**DOCUMENT PASSAGE**

I’ve a little bit of weakness for YA horror/fantasy, I can’t help myself. I think it might be because these are the kind of films that made me fall in long-term love with horror. I also have a little thing for JB and therefore this was a no-brainer. I enjoyed this ride, despite being the oldest member of the audience not accompanied by a child.

As Lewis gets to grips with his new life, living with his eccentric uncle Jonathan Barnavelt (Black) and occasionally, just as kooky next-door neighbour Florence Zimmerman (Blanchett), he learns that there is more to life than meets the eye – magic things – and there’s nothing more magical (and also sinister) as a house with a hidden clock buried in its walls.

While the family search for this torturous contraption, concealed somewhere deep in the core of the building, Jonathan’s arch nemesis Isaac Izard (Maclachlan) plans his comeback, with a little help from his beloved wife, Selena (Renée Elise Goldsberry). And Lewis must also navigate possibly the hardest landscape of all – middle school.

Honestly, this is a beautiful looking film with wholehearted performances from everyone. Cate is utterly breath-taking as the damaged (but determined) Florence. I feel like she should never veer from her purple colour palette ever again, it’s such a good look for her.

The effects are good and it’s above all fun to experience. There’s a really wonderful scene set in the ornate back garden that is stunning – and a head to head between our heroic trio and a bunch of haunted pumpkins. What’s not to love?

My Rating

3.5/5.

The Darkest Minds

The Darkest Minds (2018)

IMDB Synopsis

Imprisoned by an adult world that now fears everyone under 18, a group of teens form a resistance group to fight back and reclaim control of their future.

**SUPPLIED MATERIAL**
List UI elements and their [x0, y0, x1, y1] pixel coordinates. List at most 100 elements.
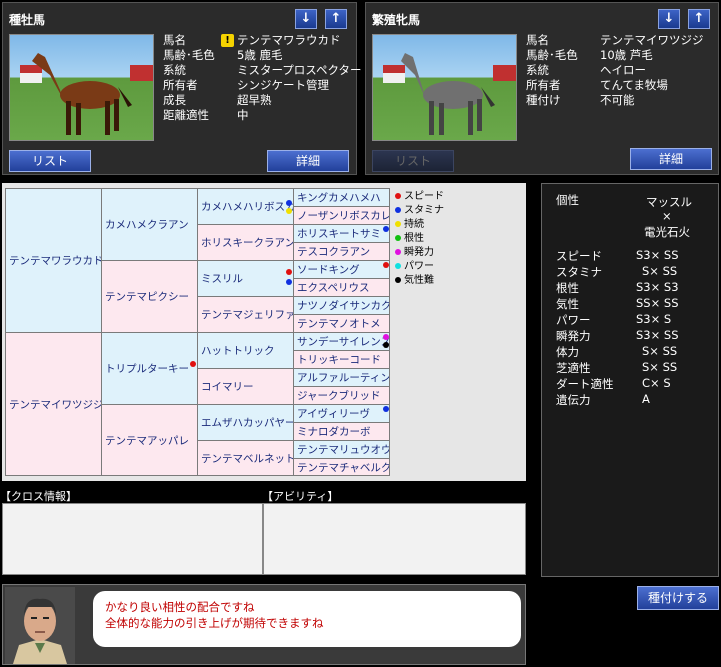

**TASKS TO COMPLETE**
(1) In the film review, who is named as Jonathan's arch nemesis?
(2) Set down a passage from the film review word for word, starting at the words "The effects are" and ending after "not to love?".
(3) Write the next part of the film review, picking up after its last sentence.

**TASK RESULTS**
(1) Isaac Izard

(2)
The effects are good and it’s above all fun to experience. There’s a really wonderful scene set in the ornate back garden that is stunning – and a head to head between our heroic trio and a bunch of haunted pumpkins. What’s not to love?

(3)
*Minor spoilers*

In the not too distant future, things are looking bad for the kids. The ones that aren’t dying mysteriously have powers that fall into a series of categories, ranging from manageable to highly dangerous. These powers – including telekinesis, hyper intelligence and the ability to channel and control electricity – render the government terrified.

In response, all kids under 18 are torn from the bosoms of their families and shepherded off to internment camps where they’re filed according to colour (and therefore risk to society). They’re also given menial tasks to keep them useful and presumably out of trouble.

Our heroine, Ruby is one of the rarest of children. An Orange to be specific and considered the most dangerous. Among her skills is the ability to manipulate people into doing her will (think Jedi Mind Trick). It’s the Rolls Royce of the superpower if we’re honest and the one I would choose for myself.

During routine registration, Ruby is able to convince her doctor that she is not a threat and she is miscategorised as a Green. Nobody but her knows the level of her power and honestly, she still doesn’t really have a clue what she’s capable of.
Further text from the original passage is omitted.